> [TASK]
Write out each line exactly as it stands, please.

(Extracted records)
◇ ◇ ◇ ◇ ◇ ◇ ◇
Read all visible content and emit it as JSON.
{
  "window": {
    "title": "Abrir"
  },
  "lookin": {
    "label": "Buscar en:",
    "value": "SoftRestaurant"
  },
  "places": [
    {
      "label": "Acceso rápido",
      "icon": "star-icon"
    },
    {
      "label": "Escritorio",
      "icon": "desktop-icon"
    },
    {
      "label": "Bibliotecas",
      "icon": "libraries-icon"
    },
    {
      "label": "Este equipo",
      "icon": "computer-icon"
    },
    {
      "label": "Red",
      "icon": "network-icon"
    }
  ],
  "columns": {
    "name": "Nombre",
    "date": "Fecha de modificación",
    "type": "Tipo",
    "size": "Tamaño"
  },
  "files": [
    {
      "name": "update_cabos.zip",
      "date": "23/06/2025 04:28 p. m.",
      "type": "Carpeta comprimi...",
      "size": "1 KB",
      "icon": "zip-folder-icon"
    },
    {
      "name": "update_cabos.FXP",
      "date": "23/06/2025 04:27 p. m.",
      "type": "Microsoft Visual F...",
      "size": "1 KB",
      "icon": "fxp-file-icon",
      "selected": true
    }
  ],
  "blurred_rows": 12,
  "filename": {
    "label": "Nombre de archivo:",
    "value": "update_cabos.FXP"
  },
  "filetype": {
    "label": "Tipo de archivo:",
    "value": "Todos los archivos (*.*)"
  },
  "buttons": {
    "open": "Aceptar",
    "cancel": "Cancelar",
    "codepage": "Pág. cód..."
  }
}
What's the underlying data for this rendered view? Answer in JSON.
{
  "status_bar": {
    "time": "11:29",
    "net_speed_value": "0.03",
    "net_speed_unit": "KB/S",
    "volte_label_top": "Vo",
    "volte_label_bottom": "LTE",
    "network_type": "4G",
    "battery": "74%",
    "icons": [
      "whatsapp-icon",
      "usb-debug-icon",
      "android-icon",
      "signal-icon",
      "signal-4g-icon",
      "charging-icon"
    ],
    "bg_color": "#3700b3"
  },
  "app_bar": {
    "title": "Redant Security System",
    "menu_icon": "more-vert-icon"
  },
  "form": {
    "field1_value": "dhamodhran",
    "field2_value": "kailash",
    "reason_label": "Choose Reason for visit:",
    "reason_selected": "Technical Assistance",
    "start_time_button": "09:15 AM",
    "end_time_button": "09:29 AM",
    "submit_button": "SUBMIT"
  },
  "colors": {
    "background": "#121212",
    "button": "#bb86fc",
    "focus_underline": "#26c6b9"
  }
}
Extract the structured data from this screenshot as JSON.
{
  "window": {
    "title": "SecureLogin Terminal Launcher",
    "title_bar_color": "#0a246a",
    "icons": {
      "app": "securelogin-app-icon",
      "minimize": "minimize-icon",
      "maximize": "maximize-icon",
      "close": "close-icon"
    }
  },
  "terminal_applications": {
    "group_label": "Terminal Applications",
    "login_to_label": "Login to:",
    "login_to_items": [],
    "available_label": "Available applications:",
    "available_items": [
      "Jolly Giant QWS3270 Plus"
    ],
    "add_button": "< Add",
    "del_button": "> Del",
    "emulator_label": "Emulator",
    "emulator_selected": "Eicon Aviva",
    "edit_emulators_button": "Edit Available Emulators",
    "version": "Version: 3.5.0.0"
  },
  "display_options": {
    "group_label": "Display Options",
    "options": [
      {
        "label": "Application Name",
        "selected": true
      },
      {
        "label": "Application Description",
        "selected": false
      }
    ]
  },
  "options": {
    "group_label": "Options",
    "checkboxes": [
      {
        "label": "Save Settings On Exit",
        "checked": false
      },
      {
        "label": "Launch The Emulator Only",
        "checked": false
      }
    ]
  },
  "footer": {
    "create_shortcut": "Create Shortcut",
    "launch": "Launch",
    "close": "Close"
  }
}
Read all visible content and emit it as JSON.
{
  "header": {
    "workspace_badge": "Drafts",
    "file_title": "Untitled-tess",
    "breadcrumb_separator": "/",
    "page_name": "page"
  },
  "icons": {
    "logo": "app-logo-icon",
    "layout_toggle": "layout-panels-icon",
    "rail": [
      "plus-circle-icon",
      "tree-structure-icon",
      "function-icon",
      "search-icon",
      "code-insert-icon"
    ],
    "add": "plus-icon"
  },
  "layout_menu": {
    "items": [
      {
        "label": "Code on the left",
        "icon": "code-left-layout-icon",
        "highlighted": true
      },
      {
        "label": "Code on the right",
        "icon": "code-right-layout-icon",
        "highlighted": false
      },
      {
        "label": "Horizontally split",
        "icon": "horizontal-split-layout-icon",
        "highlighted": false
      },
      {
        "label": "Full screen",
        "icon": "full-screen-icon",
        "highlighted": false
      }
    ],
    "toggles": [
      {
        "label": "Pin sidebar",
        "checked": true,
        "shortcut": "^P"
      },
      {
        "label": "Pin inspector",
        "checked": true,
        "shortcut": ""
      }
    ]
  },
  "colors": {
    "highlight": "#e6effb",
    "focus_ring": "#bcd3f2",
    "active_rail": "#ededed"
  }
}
◇ ◇ ◇ ◇ ◇ ◇ ◇
> [FINAL RESULT]
Read all visible content and emit it as JSON.
{
  "window": {
    "title": "Abrir"
  },
  "lookin": {
    "label": "Buscar en:",
    "value": "SoftRestaurant"
  },
  "places": [
    {
      "label": "Acceso rápido",
      "icon": "star-icon"
    },
    {
      "label": "Escritorio",
      "icon": "desktop-icon"
    },
    {
      "label": "Bibliotecas",
      "icon": "libraries-icon"
    },
    {
      "label": "Este equipo",
      "icon": "computer-icon"
    },
    {
      "label": "Red",
      "icon": "network-icon"
    }
  ],
  "columns": {
    "name": "Nombre",
    "date": "Fecha de modificación",
    "type": "Tipo",
    "size": "Tamaño"
  },
  "files": [
    {
      "name": "update_cabos.zip",
      "date": "23/06/2025 04:28 p. m.",
      "type": "Carpeta comprimi...",
      "size": "1 KB",
      "icon": "zip-folder-icon"
    },
    {
      "name": "update_cabos.FXP",
      "date": "23/06/2025 04:27 p. m.",
      "type": "Microsoft Visual F...",
      "size": "1 KB",
      "icon": "fxp-file-icon",
      "selected": true
    }
  ],
  "blurred_rows": 12,
  "filename": {
    "label": "Nombre de archivo:",
    "value": "update_cabos.FXP"
  },
  "filetype": {
    "label": "Tipo de archivo:",
    "value": "Todos los archivos (*.*)"
  },
  "buttons": {
    "open": "Aceptar",
    "cancel": "Cancelar",
    "codepage": "Pág. cód..."
  }
}
What's the underlying data for this rendered view? Answer in JSON.
{
  "status_bar": {
    "time": "11:29",
    "net_speed_value": "0.03",
    "net_speed_unit": "KB/S",
    "volte_label_top": "Vo",
    "volte_label_bottom": "LTE",
    "network_type": "4G",
    "battery": "74%",
    "icons": [
      "whatsapp-icon",
      "usb-debug-icon",
      "android-icon",
      "signal-icon",
      "signal-4g-icon",
      "charging-icon"
    ],
    "bg_color": "#3700b3"
  },
  "app_bar": {
    "title": "Redant Security System",
    "menu_icon": "more-vert-icon"
  },
  "form": {
    "field1_value": "dhamodhran",
    "field2_value": "kailash",
    "reason_label": "Choose Reason for visit:",
    "reason_selected": "Technical Assistance",
    "start_time_button": "09:15 AM",
    "end_time_button": "09:29 AM",
    "submit_button": "SUBMIT"
  },
  "colors": {
    "background": "#121212",
    "button": "#bb86fc",
    "focus_underline": "#26c6b9"
  }
}
Extract the structured data from this screenshot as JSON.
{
  "window": {
    "title": "SecureLogin Terminal Launcher",
    "title_bar_color": "#0a246a",
    "icons": {
      "app": "securelogin-app-icon",
      "minimize": "minimize-icon",
      "maximize": "maximize-icon",
      "close": "close-icon"
    }
  },
  "terminal_applications": {
    "group_label": "Terminal Applications",
    "login_to_label": "Login to:",
    "login_to_items": [],
    "available_label": "Available applications:",
    "available_items": [
      "Jolly Giant QWS3270 Plus"
    ],
    "add_button": "< Add",
    "del_button": "> Del",
    "emulator_label": "Emulator",
    "emulator_selected": "Eicon Aviva",
    "edit_emulators_button": "Edit Available Emulators",
    "version": "Version: 3.5.0.0"
  },
  "display_options": {
    "group_label": "Display Options",
    "options": [
      {
        "label": "Application Name",
        "selected": true
      },
      {
        "label": "Application Description",
        "selected": false
      }
    ]
  },
  "options": {
    "group_label": "Options",
    "checkboxes": [
      {
        "label": "Save Settings On Exit",
        "checked": false
      },
      {
        "label": "Launch The Emulator Only",
        "checked": false
      }
    ]
  },
  "footer": {
    "create_shortcut": "Create Shortcut",
    "launch": "Launch",
    "close": "Close"
  }
}
Read all visible content and emit it as JSON.
{
  "header": {
    "workspace_badge": "Drafts",
    "file_title": "Untitled-tess",
    "breadcrumb_separator": "/",
    "page_name": "page"
  },
  "icons": {
    "logo": "app-logo-icon",
    "layout_toggle": "layout-panels-icon",
    "rail": [
      "plus-circle-icon",
      "tree-structure-icon",
      "function-icon",
      "search-icon",
      "code-insert-icon"
    ],
    "add": "plus-icon"
  },
  "layout_menu": {
    "items": [
      {
        "label": "Code on the left",
        "icon": "code-left-layout-icon",
        "highlighted": true
      },
      {
        "label": "Code on the right",
        "icon": "code-right-layout-icon",
        "highlighted": false
      },
      {
        "label": "Horizontally split",
        "icon": "horizontal-split-layout-icon",
        "highlighted": false
      },
      {
        "label": "Full screen",
        "icon": "full-screen-icon",
        "highlighted": false
      }
    ],
    "toggles": [
      {
        "label": "Pin sidebar",
        "checked": true,
        "shortcut": "^P"
      },
      {
        "label": "Pin inspector",
        "checked": true,
        "shortcut": ""
      }
    ]
  },
  "colors": {
    "highlight": "#e6effb",
    "focus_ring": "#bcd3f2",
    "active_rail": "#ededed"
  }
}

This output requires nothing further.